- Requirements -
Bring together all lines of the material below that contain the string "اپنی".

- Items -

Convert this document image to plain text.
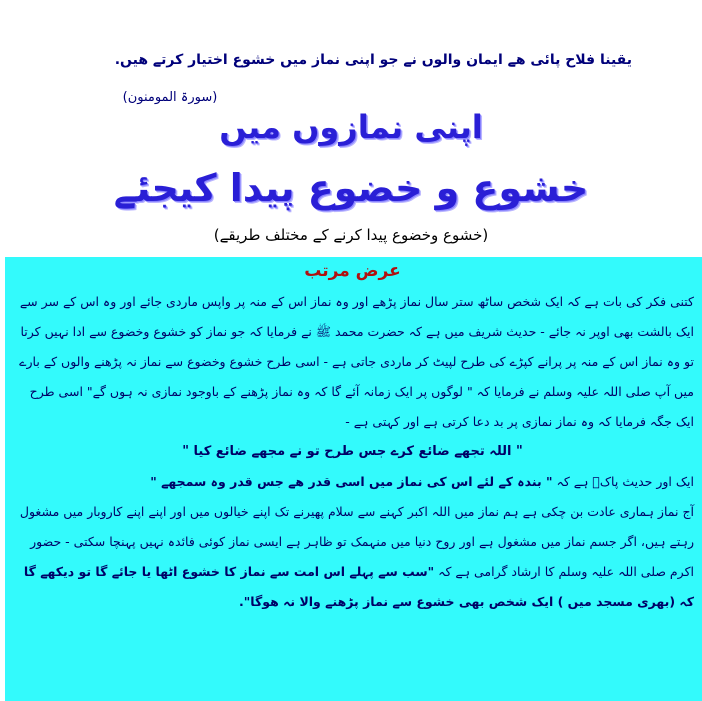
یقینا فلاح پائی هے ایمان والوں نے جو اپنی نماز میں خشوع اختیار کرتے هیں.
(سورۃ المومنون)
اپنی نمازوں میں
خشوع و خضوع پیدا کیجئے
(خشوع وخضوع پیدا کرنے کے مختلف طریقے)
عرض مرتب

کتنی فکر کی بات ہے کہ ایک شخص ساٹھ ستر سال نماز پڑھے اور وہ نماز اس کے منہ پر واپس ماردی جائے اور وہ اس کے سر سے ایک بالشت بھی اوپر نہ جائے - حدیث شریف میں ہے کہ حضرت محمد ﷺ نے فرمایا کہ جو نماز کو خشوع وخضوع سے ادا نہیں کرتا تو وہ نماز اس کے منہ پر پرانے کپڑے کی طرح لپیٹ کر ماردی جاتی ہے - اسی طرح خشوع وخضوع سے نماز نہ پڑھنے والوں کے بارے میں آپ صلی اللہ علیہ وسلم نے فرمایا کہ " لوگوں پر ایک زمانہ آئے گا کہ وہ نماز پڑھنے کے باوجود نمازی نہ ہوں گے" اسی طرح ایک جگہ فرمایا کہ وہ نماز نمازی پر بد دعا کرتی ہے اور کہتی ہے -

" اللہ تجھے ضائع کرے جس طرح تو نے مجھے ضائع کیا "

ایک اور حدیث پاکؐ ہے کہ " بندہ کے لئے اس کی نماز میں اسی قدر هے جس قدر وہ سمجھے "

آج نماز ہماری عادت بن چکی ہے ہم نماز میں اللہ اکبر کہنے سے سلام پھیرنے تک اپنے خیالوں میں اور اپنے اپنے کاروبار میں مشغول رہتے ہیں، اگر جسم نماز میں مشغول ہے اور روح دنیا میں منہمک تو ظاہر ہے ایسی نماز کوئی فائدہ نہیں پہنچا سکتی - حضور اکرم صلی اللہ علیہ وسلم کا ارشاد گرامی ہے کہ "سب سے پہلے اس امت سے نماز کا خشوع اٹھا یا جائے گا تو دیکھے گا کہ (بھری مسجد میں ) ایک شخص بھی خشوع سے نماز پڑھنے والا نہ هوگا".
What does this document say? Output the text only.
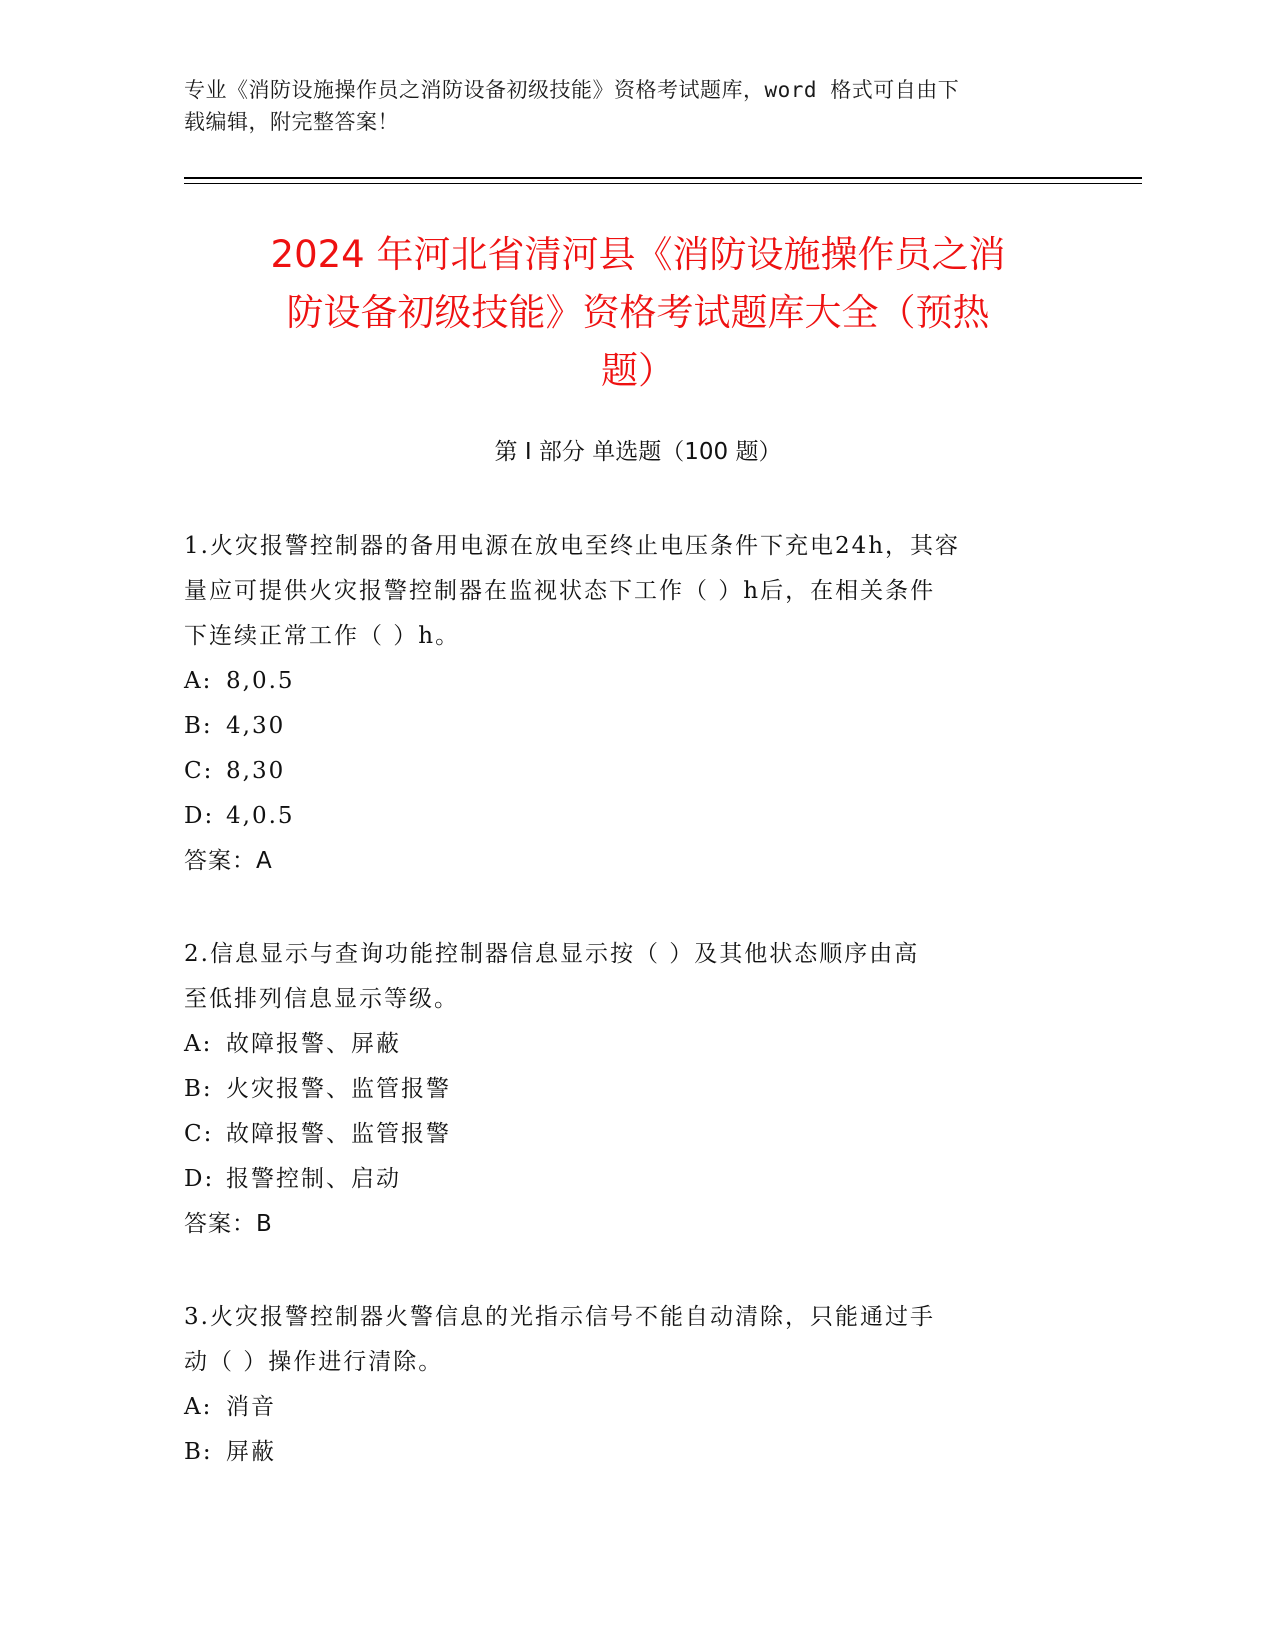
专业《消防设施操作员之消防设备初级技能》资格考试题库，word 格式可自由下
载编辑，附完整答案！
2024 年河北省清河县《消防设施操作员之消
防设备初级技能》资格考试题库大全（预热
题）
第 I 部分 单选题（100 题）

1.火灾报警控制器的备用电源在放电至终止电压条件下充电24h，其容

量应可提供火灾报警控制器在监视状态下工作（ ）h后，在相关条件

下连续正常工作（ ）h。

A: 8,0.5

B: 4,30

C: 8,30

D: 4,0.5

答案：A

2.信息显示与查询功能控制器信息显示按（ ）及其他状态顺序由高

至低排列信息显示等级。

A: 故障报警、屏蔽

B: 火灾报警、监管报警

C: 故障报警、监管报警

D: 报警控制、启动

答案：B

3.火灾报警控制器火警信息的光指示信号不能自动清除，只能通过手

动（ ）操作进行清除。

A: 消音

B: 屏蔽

- Expected answer -
یقینا فلاح پائی هے ایمان والوں نے جو اپنی نماز میں خشوع اختیار کرتے هیں.
اپنی نمازوں میں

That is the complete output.